* _Exercise_:
Write out the passage from the political speech word for word, starting at "Earlier this month, President" and ending at "debt in particular.".

President Obama just addressed a Congressional chamber filled with many new faces. One face we did not see tonight was that of our friend and colleague, Congresswoman Gabrielle Giffords of Arizona. We all miss Gabby and her cheerful spirit; and we are praying for her return to the House Chamber.
Earlier this month, President Obama spoke movingly at a memorial event for the six people who died on that violent morning in Tucson. Still, there are no words that can lift the sorrow that now engulfs the families and friends of the fallen.
What we can do is assure them that the nation is praying for them; that, in the words of the Psalmist, the Lord heals the broken hearted and binds up their wounds; and that over time grace will replace grief.
*****
As Gabby continues to make encouraging progress, we must keep her and the others in our thoughts as we attend to the work now before us.
Tonight, the President focused a lot of attention on our economy in general – and on our deficit and debt in particular.
He was right to do so, and some of his words were reassuring. As Chairman of the House Budget Committee, I assure you that we want to work with the President to restrain federal spending.

* _Information shown_:

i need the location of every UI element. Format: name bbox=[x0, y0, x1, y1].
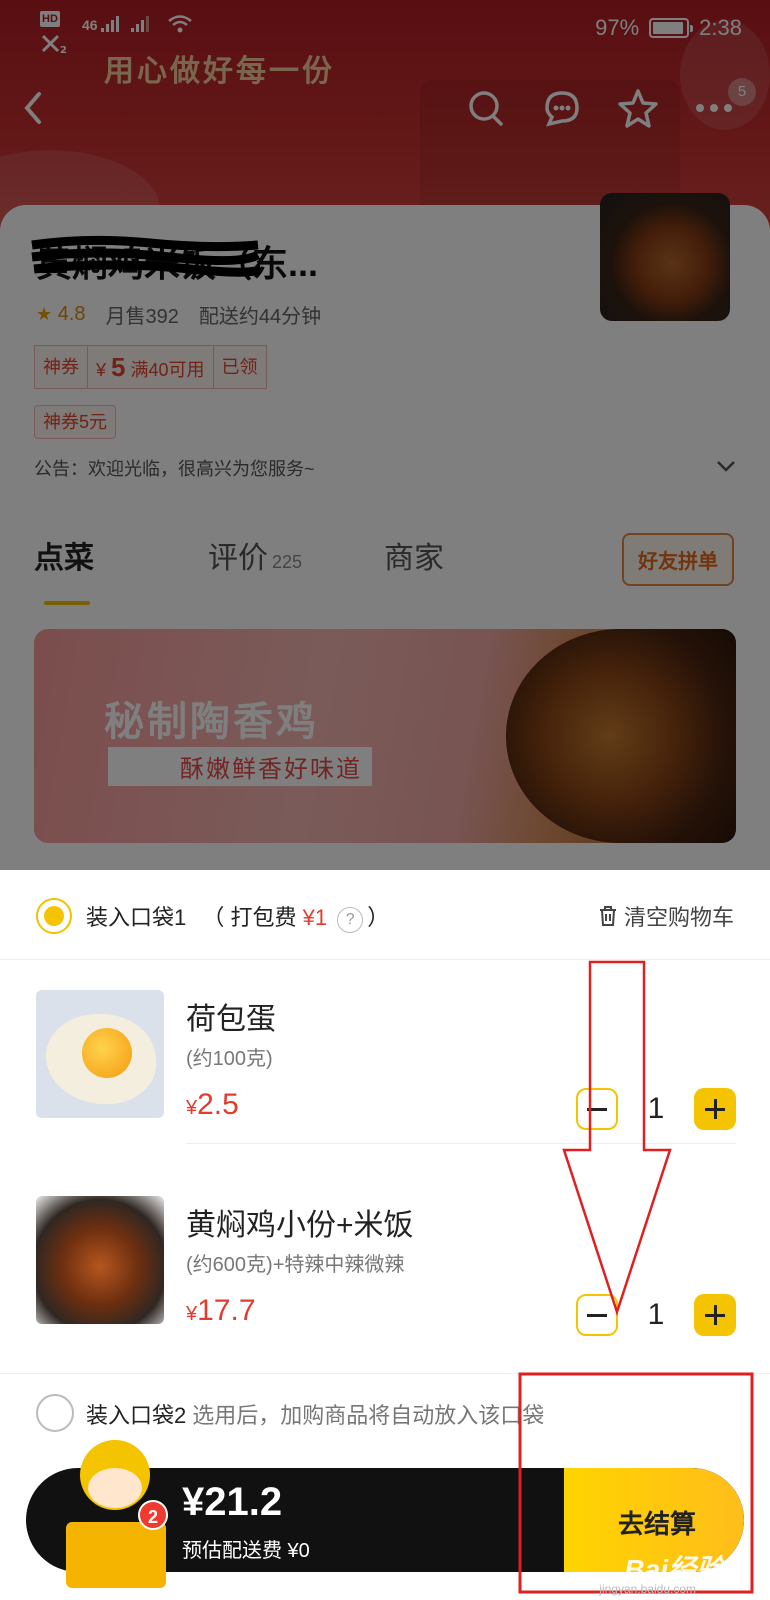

* _Full output_:
Earlier this month, President Obama spoke movingly at a memorial event for the six people who died on that violent morning in Tucson. Still, there are no words that can lift the sorrow that now engulfs the families and friends of the fallen.
What we can do is assure them that the nation is praying for them; that, in the words of the Psalmist, the Lord heals the broken hearted and binds up their wounds; and that over time grace will replace grief.
*****
As Gabby continues to make encouraging progress, we must keep her and the others in our thoughts as we attend to the work now before us.
Tonight, the President focused a lot of attention on our economy in general – and on our deficit and debt in particular.